Wherever the word "commands" shows up in a line, please copy that line.

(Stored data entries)
————————
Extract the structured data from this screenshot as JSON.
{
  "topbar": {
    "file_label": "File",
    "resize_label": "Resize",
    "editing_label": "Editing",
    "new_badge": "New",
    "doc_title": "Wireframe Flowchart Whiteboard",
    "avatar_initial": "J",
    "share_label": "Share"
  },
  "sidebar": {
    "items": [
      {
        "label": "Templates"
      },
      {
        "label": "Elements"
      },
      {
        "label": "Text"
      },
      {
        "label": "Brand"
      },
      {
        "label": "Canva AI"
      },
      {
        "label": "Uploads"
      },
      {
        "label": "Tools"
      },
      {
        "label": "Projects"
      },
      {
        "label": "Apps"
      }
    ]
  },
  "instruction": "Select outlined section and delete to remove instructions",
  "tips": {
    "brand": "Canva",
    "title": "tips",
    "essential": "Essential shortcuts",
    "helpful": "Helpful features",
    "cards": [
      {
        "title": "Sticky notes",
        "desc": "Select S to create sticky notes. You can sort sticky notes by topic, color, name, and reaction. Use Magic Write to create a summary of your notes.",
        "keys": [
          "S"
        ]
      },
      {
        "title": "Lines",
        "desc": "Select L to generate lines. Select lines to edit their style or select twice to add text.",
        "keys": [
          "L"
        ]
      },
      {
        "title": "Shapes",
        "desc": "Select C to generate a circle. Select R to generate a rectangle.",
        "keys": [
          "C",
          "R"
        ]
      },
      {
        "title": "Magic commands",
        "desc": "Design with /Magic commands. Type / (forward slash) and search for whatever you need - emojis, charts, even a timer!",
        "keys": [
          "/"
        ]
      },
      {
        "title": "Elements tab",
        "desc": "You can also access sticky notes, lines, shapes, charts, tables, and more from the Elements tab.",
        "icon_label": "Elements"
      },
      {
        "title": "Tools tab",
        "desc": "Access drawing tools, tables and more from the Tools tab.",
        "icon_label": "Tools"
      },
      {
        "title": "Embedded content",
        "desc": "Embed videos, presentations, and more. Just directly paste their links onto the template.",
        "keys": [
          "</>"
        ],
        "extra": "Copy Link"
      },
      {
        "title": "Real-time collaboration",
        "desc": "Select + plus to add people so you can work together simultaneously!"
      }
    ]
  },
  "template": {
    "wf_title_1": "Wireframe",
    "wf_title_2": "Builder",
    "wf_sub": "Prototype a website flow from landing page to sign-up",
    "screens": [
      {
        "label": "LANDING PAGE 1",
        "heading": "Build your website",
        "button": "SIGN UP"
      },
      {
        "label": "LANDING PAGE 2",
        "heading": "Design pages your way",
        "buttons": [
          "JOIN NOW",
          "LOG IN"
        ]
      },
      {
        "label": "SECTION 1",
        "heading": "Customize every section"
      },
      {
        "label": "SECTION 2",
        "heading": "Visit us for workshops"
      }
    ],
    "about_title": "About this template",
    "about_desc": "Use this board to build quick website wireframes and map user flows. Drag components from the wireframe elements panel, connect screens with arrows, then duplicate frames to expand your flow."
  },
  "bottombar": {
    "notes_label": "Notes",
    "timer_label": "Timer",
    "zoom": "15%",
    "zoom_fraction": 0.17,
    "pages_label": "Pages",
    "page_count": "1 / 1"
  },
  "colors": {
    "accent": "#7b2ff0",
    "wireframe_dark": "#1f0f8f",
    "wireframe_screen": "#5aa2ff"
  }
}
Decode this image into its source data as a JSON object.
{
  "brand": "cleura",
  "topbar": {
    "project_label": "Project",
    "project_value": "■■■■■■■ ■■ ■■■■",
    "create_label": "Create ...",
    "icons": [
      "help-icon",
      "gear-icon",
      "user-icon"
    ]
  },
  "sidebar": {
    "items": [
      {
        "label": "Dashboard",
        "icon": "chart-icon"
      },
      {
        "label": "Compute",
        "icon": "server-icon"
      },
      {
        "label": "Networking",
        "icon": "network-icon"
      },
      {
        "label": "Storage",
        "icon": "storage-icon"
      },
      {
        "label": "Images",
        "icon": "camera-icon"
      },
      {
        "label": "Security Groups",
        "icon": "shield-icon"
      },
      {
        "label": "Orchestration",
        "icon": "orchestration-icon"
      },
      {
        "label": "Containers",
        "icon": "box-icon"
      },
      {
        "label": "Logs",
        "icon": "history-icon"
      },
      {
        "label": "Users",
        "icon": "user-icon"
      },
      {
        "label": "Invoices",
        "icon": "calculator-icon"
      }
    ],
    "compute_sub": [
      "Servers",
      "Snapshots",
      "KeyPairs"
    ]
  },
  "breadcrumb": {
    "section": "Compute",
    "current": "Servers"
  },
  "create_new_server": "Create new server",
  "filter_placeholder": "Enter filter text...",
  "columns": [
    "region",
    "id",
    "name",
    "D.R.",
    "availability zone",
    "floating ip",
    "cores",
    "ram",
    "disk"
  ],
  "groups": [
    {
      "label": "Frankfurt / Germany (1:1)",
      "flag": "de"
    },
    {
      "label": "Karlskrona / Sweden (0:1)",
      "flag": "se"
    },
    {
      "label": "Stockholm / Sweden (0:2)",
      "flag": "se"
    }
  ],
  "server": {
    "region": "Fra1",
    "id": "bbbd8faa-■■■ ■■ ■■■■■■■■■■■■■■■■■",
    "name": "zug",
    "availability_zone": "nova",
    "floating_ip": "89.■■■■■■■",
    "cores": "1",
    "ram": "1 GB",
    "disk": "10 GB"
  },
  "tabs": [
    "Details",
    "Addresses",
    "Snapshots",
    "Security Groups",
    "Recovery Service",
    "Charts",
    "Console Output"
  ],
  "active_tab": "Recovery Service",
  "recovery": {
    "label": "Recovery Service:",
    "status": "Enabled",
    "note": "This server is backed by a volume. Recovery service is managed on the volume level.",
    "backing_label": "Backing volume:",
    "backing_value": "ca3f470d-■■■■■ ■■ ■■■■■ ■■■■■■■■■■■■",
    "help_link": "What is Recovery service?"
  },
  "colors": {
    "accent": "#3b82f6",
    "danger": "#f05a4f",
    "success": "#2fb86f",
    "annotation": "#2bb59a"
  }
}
————————
→ **WRITTEN RESPONSE**:
        "title": "Magic commands",
        "desc": "Design with /Magic commands. Type / (forward slash) and search for whatever you need - emojis, charts, even a timer!",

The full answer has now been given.